-- Start Dataset excerpts --

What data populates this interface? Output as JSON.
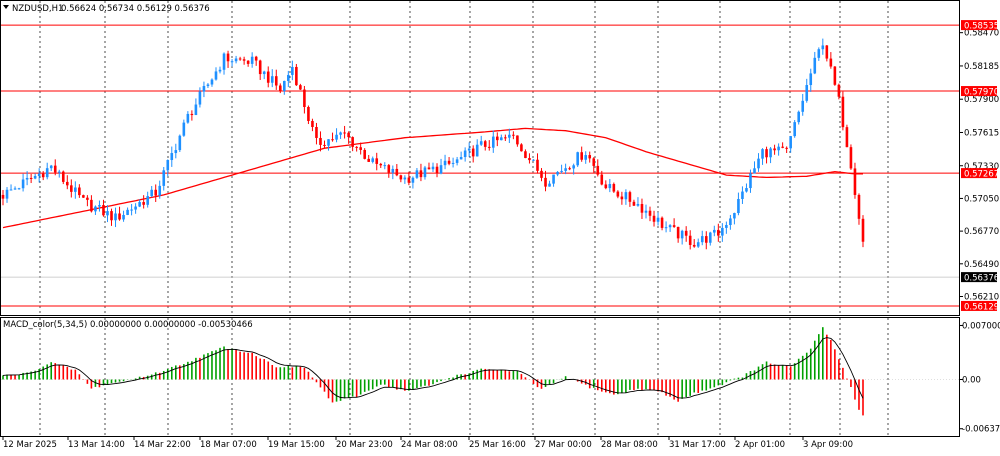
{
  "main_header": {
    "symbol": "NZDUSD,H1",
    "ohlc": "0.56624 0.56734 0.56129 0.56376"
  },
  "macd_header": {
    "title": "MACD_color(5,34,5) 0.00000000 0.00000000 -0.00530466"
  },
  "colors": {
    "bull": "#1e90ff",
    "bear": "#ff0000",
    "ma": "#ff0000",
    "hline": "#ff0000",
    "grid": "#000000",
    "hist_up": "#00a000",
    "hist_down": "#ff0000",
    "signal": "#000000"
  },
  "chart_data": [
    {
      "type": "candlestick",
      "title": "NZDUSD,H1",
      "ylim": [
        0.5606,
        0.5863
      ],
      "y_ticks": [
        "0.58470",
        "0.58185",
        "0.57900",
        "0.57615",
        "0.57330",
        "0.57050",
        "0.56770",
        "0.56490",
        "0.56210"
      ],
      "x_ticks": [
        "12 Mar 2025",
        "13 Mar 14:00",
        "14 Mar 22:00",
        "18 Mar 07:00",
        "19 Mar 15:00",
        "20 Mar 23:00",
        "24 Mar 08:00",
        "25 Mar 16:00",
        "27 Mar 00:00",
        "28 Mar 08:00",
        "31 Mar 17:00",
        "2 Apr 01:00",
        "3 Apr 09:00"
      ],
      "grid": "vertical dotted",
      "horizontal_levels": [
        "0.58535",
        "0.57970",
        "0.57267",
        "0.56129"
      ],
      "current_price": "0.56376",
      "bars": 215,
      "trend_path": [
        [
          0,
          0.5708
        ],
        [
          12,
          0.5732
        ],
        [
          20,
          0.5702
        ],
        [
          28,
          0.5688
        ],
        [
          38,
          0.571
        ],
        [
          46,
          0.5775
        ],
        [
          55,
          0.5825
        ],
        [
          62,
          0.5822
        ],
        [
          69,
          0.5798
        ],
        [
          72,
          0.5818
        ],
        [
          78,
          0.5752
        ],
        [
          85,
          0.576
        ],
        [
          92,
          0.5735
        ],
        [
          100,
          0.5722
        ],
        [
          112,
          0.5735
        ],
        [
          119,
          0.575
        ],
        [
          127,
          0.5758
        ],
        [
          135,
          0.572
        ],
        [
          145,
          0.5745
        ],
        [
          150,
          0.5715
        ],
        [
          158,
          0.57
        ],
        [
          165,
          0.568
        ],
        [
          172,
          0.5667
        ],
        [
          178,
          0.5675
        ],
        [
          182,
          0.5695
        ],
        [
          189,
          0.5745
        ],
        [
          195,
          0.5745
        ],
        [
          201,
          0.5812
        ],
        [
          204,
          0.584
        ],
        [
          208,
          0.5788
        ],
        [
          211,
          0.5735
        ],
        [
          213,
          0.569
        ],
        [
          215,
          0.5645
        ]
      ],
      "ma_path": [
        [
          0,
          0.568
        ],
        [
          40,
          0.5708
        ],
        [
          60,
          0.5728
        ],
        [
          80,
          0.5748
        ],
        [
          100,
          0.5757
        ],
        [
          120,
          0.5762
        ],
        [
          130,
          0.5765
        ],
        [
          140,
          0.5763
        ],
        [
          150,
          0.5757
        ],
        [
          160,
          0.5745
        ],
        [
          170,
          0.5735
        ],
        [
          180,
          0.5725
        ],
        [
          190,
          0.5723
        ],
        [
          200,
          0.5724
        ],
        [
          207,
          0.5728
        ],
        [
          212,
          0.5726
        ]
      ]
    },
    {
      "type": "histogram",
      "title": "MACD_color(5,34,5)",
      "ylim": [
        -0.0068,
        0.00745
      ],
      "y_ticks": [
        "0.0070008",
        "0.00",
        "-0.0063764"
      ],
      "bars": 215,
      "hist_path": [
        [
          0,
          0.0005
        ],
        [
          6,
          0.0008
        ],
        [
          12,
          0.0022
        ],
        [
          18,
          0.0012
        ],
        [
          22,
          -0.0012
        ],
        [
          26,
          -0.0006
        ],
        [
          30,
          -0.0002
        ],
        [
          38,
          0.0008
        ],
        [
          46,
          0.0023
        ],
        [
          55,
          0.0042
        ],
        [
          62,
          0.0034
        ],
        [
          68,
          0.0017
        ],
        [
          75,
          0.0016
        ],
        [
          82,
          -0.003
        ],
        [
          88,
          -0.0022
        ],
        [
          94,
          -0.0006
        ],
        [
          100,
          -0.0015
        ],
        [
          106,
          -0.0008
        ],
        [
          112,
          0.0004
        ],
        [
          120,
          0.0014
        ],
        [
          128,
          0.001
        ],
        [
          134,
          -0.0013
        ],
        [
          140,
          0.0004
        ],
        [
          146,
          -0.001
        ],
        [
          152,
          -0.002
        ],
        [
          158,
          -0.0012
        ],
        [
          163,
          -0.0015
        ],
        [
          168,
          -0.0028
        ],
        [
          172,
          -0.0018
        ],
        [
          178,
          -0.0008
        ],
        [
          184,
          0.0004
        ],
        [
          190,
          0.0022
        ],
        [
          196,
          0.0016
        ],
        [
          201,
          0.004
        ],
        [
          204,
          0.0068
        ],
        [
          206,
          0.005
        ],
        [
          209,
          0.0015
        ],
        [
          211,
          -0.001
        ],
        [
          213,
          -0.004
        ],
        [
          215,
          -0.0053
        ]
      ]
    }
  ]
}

-- End Dataset excerpts --

What you need to do:
Repeat the preceding records precisely, and leave every picture out of the copy.

Output below:
What data populates this interface? Output as JSON.
{
  "main_header": {
    "symbol": "NZDUSD,H1",
    "ohlc": "0.56624 0.56734 0.56129 0.56376"
  },
  "macd_header": {
    "title": "MACD_color(5,34,5) 0.00000000 0.00000000 -0.00530466"
  },
  "colors": {
    "bull": "#1e90ff",
    "bear": "#ff0000",
    "ma": "#ff0000",
    "hline": "#ff0000",
    "grid": "#000000",
    "hist_up": "#00a000",
    "hist_down": "#ff0000",
    "signal": "#000000"
  },
  "chart_data": [
    {
      "type": "candlestick",
      "title": "NZDUSD,H1",
      "ylim": [
        0.5606,
        0.5863
      ],
      "y_ticks": [
        "0.58470",
        "0.58185",
        "0.57900",
        "0.57615",
        "0.57330",
        "0.57050",
        "0.56770",
        "0.56490",
        "0.56210"
      ],
      "x_ticks": [
        "12 Mar 2025",
        "13 Mar 14:00",
        "14 Mar 22:00",
        "18 Mar 07:00",
        "19 Mar 15:00",
        "20 Mar 23:00",
        "24 Mar 08:00",
        "25 Mar 16:00",
        "27 Mar 00:00",
        "28 Mar 08:00",
        "31 Mar 17:00",
        "2 Apr 01:00",
        "3 Apr 09:00"
      ],
      "grid": "vertical dotted",
      "horizontal_levels": [
        "0.58535",
        "0.57970",
        "0.57267",
        "0.56129"
      ],
      "current_price": "0.56376",
      "bars": 215,
      "trend_path": [
        [
          0,
          0.5708
        ],
        [
          12,
          0.5732
        ],
        [
          20,
          0.5702
        ],
        [
          28,
          0.5688
        ],
        [
          38,
          0.571
        ],
        [
          46,
          0.5775
        ],
        [
          55,
          0.5825
        ],
        [
          62,
          0.5822
        ],
        [
          69,
          0.5798
        ],
        [
          72,
          0.5818
        ],
        [
          78,
          0.5752
        ],
        [
          85,
          0.576
        ],
        [
          92,
          0.5735
        ],
        [
          100,
          0.5722
        ],
        [
          112,
          0.5735
        ],
        [
          119,
          0.575
        ],
        [
          127,
          0.5758
        ],
        [
          135,
          0.572
        ],
        [
          145,
          0.5745
        ],
        [
          150,
          0.5715
        ],
        [
          158,
          0.57
        ],
        [
          165,
          0.568
        ],
        [
          172,
          0.5667
        ],
        [
          178,
          0.5675
        ],
        [
          182,
          0.5695
        ],
        [
          189,
          0.5745
        ],
        [
          195,
          0.5745
        ],
        [
          201,
          0.5812
        ],
        [
          204,
          0.584
        ],
        [
          208,
          0.5788
        ],
        [
          211,
          0.5735
        ],
        [
          213,
          0.569
        ],
        [
          215,
          0.5645
        ]
      ],
      "ma_path": [
        [
          0,
          0.568
        ],
        [
          40,
          0.5708
        ],
        [
          60,
          0.5728
        ],
        [
          80,
          0.5748
        ],
        [
          100,
          0.5757
        ],
        [
          120,
          0.5762
        ],
        [
          130,
          0.5765
        ],
        [
          140,
          0.5763
        ],
        [
          150,
          0.5757
        ],
        [
          160,
          0.5745
        ],
        [
          170,
          0.5735
        ],
        [
          180,
          0.5725
        ],
        [
          190,
          0.5723
        ],
        [
          200,
          0.5724
        ],
        [
          207,
          0.5728
        ],
        [
          212,
          0.5726
        ]
      ]
    },
    {
      "type": "histogram",
      "title": "MACD_color(5,34,5)",
      "ylim": [
        -0.0068,
        0.00745
      ],
      "y_ticks": [
        "0.0070008",
        "0.00",
        "-0.0063764"
      ],
      "bars": 215,
      "hist_path": [
        [
          0,
          0.0005
        ],
        [
          6,
          0.0008
        ],
        [
          12,
          0.0022
        ],
        [
          18,
          0.0012
        ],
        [
          22,
          -0.0012
        ],
        [
          26,
          -0.0006
        ],
        [
          30,
          -0.0002
        ],
        [
          38,
          0.0008
        ],
        [
          46,
          0.0023
        ],
        [
          55,
          0.0042
        ],
        [
          62,
          0.0034
        ],
        [
          68,
          0.0017
        ],
        [
          75,
          0.0016
        ],
        [
          82,
          -0.003
        ],
        [
          88,
          -0.0022
        ],
        [
          94,
          -0.0006
        ],
        [
          100,
          -0.0015
        ],
        [
          106,
          -0.0008
        ],
        [
          112,
          0.0004
        ],
        [
          120,
          0.0014
        ],
        [
          128,
          0.001
        ],
        [
          134,
          -0.0013
        ],
        [
          140,
          0.0004
        ],
        [
          146,
          -0.001
        ],
        [
          152,
          -0.002
        ],
        [
          158,
          -0.0012
        ],
        [
          163,
          -0.0015
        ],
        [
          168,
          -0.0028
        ],
        [
          172,
          -0.0018
        ],
        [
          178,
          -0.0008
        ],
        [
          184,
          0.0004
        ],
        [
          190,
          0.0022
        ],
        [
          196,
          0.0016
        ],
        [
          201,
          0.004
        ],
        [
          204,
          0.0068
        ],
        [
          206,
          0.005
        ],
        [
          209,
          0.0015
        ],
        [
          211,
          -0.001
        ],
        [
          213,
          -0.004
        ],
        [
          215,
          -0.0053
        ]
      ]
    }
  ]
}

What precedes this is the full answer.